(Stored data)
··········
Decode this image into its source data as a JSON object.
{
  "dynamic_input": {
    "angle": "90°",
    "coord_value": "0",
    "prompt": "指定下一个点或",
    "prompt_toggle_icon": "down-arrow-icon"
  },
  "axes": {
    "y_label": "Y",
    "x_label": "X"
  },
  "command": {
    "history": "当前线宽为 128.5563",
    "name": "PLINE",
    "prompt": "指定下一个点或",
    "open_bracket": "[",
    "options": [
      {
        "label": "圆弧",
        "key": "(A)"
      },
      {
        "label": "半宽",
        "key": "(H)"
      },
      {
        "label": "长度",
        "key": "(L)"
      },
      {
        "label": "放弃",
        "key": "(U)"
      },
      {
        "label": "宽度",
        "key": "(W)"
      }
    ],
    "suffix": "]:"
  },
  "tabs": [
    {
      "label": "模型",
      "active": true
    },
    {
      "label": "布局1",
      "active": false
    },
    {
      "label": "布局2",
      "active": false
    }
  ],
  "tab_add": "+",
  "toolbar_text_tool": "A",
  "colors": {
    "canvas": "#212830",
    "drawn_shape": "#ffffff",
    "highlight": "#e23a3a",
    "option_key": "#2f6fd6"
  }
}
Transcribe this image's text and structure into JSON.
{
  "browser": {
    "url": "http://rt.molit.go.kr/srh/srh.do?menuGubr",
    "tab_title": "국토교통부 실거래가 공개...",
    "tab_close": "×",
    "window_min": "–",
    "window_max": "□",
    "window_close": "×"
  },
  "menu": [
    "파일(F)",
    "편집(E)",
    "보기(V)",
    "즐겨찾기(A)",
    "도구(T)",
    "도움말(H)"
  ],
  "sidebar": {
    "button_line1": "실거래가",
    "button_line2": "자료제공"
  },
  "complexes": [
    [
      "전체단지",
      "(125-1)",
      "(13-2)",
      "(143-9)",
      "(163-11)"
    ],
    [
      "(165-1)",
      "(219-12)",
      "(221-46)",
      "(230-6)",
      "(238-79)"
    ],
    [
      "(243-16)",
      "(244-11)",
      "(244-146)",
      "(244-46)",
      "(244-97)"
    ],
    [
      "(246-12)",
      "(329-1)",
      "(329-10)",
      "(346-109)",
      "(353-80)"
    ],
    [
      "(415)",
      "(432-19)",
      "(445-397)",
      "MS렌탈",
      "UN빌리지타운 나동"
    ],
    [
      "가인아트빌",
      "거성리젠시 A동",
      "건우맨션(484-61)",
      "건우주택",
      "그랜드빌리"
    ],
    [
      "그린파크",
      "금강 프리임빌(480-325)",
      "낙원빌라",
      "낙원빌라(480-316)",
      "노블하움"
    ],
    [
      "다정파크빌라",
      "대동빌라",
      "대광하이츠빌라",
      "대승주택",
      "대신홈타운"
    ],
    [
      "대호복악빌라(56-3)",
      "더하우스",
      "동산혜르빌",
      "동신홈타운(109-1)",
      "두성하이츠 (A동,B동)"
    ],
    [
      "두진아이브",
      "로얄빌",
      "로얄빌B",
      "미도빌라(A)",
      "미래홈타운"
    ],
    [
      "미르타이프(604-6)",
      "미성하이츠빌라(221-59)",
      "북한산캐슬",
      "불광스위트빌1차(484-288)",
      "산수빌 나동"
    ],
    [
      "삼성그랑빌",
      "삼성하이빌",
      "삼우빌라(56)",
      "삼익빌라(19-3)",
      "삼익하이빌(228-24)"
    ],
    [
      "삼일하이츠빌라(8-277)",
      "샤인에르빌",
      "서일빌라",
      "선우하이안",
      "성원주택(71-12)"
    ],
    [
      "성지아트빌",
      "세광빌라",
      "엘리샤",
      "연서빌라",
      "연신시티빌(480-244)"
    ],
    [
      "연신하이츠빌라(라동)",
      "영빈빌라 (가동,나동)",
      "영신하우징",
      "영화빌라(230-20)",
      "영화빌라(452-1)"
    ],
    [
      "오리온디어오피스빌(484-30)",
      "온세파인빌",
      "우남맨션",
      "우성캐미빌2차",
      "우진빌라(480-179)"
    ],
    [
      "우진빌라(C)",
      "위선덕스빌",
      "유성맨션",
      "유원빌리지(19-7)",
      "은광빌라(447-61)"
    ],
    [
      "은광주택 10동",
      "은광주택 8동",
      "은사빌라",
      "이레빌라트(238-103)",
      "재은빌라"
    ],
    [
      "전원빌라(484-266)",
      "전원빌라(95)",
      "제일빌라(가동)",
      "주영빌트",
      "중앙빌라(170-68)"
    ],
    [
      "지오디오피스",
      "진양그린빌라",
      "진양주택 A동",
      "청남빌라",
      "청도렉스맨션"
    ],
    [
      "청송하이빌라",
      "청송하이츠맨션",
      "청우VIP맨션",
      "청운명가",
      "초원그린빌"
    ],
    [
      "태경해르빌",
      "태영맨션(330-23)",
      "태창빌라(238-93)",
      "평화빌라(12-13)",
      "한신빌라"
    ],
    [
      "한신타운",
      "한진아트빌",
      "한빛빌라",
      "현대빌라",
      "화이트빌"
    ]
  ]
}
··········
## Task instructions
Write the data back out verbatim.

## Final answer
Decode this image into its source data as a JSON object.
{
  "dynamic_input": {
    "angle": "90°",
    "coord_value": "0",
    "prompt": "指定下一个点或",
    "prompt_toggle_icon": "down-arrow-icon"
  },
  "axes": {
    "y_label": "Y",
    "x_label": "X"
  },
  "command": {
    "history": "当前线宽为 128.5563",
    "name": "PLINE",
    "prompt": "指定下一个点或",
    "open_bracket": "[",
    "options": [
      {
        "label": "圆弧",
        "key": "(A)"
      },
      {
        "label": "半宽",
        "key": "(H)"
      },
      {
        "label": "长度",
        "key": "(L)"
      },
      {
        "label": "放弃",
        "key": "(U)"
      },
      {
        "label": "宽度",
        "key": "(W)"
      }
    ],
    "suffix": "]:"
  },
  "tabs": [
    {
      "label": "模型",
      "active": true
    },
    {
      "label": "布局1",
      "active": false
    },
    {
      "label": "布局2",
      "active": false
    }
  ],
  "tab_add": "+",
  "toolbar_text_tool": "A",
  "colors": {
    "canvas": "#212830",
    "drawn_shape": "#ffffff",
    "highlight": "#e23a3a",
    "option_key": "#2f6fd6"
  }
}
Transcribe this image's text and structure into JSON.
{
  "browser": {
    "url": "http://rt.molit.go.kr/srh/srh.do?menuGubr",
    "tab_title": "국토교통부 실거래가 공개...",
    "tab_close": "×",
    "window_min": "–",
    "window_max": "□",
    "window_close": "×"
  },
  "menu": [
    "파일(F)",
    "편집(E)",
    "보기(V)",
    "즐겨찾기(A)",
    "도구(T)",
    "도움말(H)"
  ],
  "sidebar": {
    "button_line1": "실거래가",
    "button_line2": "자료제공"
  },
  "complexes": [
    [
      "전체단지",
      "(125-1)",
      "(13-2)",
      "(143-9)",
      "(163-11)"
    ],
    [
      "(165-1)",
      "(219-12)",
      "(221-46)",
      "(230-6)",
      "(238-79)"
    ],
    [
      "(243-16)",
      "(244-11)",
      "(244-146)",
      "(244-46)",
      "(244-97)"
    ],
    [
      "(246-12)",
      "(329-1)",
      "(329-10)",
      "(346-109)",
      "(353-80)"
    ],
    [
      "(415)",
      "(432-19)",
      "(445-397)",
      "MS렌탈",
      "UN빌리지타운 나동"
    ],
    [
      "가인아트빌",
      "거성리젠시 A동",
      "건우맨션(484-61)",
      "건우주택",
      "그랜드빌리"
    ],
    [
      "그린파크",
      "금강 프리임빌(480-325)",
      "낙원빌라",
      "낙원빌라(480-316)",
      "노블하움"
    ],
    [
      "다정파크빌라",
      "대동빌라",
      "대광하이츠빌라",
      "대승주택",
      "대신홈타운"
    ],
    [
      "대호복악빌라(56-3)",
      "더하우스",
      "동산혜르빌",
      "동신홈타운(109-1)",
      "두성하이츠 (A동,B동)"
    ],
    [
      "두진아이브",
      "로얄빌",
      "로얄빌B",
      "미도빌라(A)",
      "미래홈타운"
    ],
    [
      "미르타이프(604-6)",
      "미성하이츠빌라(221-59)",
      "북한산캐슬",
      "불광스위트빌1차(484-288)",
      "산수빌 나동"
    ],
    [
      "삼성그랑빌",
      "삼성하이빌",
      "삼우빌라(56)",
      "삼익빌라(19-3)",
      "삼익하이빌(228-24)"
    ],
    [
      "삼일하이츠빌라(8-277)",
      "샤인에르빌",
      "서일빌라",
      "선우하이안",
      "성원주택(71-12)"
    ],
    [
      "성지아트빌",
      "세광빌라",
      "엘리샤",
      "연서빌라",
      "연신시티빌(480-244)"
    ],
    [
      "연신하이츠빌라(라동)",
      "영빈빌라 (가동,나동)",
      "영신하우징",
      "영화빌라(230-20)",
      "영화빌라(452-1)"
    ],
    [
      "오리온디어오피스빌(484-30)",
      "온세파인빌",
      "우남맨션",
      "우성캐미빌2차",
      "우진빌라(480-179)"
    ],
    [
      "우진빌라(C)",
      "위선덕스빌",
      "유성맨션",
      "유원빌리지(19-7)",
      "은광빌라(447-61)"
    ],
    [
      "은광주택 10동",
      "은광주택 8동",
      "은사빌라",
      "이레빌라트(238-103)",
      "재은빌라"
    ],
    [
      "전원빌라(484-266)",
      "전원빌라(95)",
      "제일빌라(가동)",
      "주영빌트",
      "중앙빌라(170-68)"
    ],
    [
      "지오디오피스",
      "진양그린빌라",
      "진양주택 A동",
      "청남빌라",
      "청도렉스맨션"
    ],
    [
      "청송하이빌라",
      "청송하이츠맨션",
      "청우VIP맨션",
      "청운명가",
      "초원그린빌"
    ],
    [
      "태경해르빌",
      "태영맨션(330-23)",
      "태창빌라(238-93)",
      "평화빌라(12-13)",
      "한신빌라"
    ],
    [
      "한신타운",
      "한진아트빌",
      "한빛빌라",
      "현대빌라",
      "화이트빌"
    ]
  ]
}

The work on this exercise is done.